Start of INPUT DATA

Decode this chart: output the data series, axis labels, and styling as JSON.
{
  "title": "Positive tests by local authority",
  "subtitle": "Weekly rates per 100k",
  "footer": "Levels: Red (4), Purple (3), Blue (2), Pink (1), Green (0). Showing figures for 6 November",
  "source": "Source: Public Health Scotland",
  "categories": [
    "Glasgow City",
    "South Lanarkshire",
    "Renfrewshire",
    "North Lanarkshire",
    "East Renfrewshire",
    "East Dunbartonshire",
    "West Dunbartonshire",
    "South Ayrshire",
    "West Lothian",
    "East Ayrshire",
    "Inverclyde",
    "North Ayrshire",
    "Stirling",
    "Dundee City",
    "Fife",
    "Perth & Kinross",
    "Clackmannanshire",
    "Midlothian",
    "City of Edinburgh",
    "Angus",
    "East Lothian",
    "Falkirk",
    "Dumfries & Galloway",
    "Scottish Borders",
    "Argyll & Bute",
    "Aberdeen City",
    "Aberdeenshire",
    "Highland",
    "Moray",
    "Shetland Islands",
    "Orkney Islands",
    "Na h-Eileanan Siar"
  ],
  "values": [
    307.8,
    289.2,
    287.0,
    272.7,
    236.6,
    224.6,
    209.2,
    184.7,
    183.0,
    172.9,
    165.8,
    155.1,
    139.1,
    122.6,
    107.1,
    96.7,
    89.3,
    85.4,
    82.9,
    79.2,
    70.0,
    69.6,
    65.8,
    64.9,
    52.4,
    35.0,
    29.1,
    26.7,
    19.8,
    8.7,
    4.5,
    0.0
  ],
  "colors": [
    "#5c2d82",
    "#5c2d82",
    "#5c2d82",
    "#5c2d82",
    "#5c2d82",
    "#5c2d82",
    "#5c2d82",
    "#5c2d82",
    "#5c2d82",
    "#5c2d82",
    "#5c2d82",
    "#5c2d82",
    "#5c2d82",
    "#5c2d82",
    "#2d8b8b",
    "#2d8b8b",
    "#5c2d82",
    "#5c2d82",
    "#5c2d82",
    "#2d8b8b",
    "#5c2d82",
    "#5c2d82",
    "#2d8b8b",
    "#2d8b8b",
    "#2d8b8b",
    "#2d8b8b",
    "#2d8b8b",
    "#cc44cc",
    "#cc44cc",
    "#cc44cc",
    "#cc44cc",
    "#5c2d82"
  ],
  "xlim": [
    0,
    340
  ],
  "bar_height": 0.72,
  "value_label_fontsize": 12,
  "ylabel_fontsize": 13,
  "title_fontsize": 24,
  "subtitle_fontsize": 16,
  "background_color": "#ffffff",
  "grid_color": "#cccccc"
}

End of INPUT DATA

WHAT YOU WILL DO:
Output all of the material exactly as written.

FULL ANSWER:
Decode this chart: output the data series, axis labels, and styling as JSON.
{
  "title": "Positive tests by local authority",
  "subtitle": "Weekly rates per 100k",
  "footer": "Levels: Red (4), Purple (3), Blue (2), Pink (1), Green (0). Showing figures for 6 November",
  "source": "Source: Public Health Scotland",
  "categories": [
    "Glasgow City",
    "South Lanarkshire",
    "Renfrewshire",
    "North Lanarkshire",
    "East Renfrewshire",
    "East Dunbartonshire",
    "West Dunbartonshire",
    "South Ayrshire",
    "West Lothian",
    "East Ayrshire",
    "Inverclyde",
    "North Ayrshire",
    "Stirling",
    "Dundee City",
    "Fife",
    "Perth & Kinross",
    "Clackmannanshire",
    "Midlothian",
    "City of Edinburgh",
    "Angus",
    "East Lothian",
    "Falkirk",
    "Dumfries & Galloway",
    "Scottish Borders",
    "Argyll & Bute",
    "Aberdeen City",
    "Aberdeenshire",
    "Highland",
    "Moray",
    "Shetland Islands",
    "Orkney Islands",
    "Na h-Eileanan Siar"
  ],
  "values": [
    307.8,
    289.2,
    287.0,
    272.7,
    236.6,
    224.6,
    209.2,
    184.7,
    183.0,
    172.9,
    165.8,
    155.1,
    139.1,
    122.6,
    107.1,
    96.7,
    89.3,
    85.4,
    82.9,
    79.2,
    70.0,
    69.6,
    65.8,
    64.9,
    52.4,
    35.0,
    29.1,
    26.7,
    19.8,
    8.7,
    4.5,
    0.0
  ],
  "colors": [
    "#5c2d82",
    "#5c2d82",
    "#5c2d82",
    "#5c2d82",
    "#5c2d82",
    "#5c2d82",
    "#5c2d82",
    "#5c2d82",
    "#5c2d82",
    "#5c2d82",
    "#5c2d82",
    "#5c2d82",
    "#5c2d82",
    "#5c2d82",
    "#2d8b8b",
    "#2d8b8b",
    "#5c2d82",
    "#5c2d82",
    "#5c2d82",
    "#2d8b8b",
    "#5c2d82",
    "#5c2d82",
    "#2d8b8b",
    "#2d8b8b",
    "#2d8b8b",
    "#2d8b8b",
    "#2d8b8b",
    "#cc44cc",
    "#cc44cc",
    "#cc44cc",
    "#cc44cc",
    "#5c2d82"
  ],
  "xlim": [
    0,
    340
  ],
  "bar_height": 0.72,
  "value_label_fontsize": 12,
  "ylabel_fontsize": 13,
  "title_fontsize": 24,
  "subtitle_fontsize": 16,
  "background_color": "#ffffff",
  "grid_color": "#cccccc"
}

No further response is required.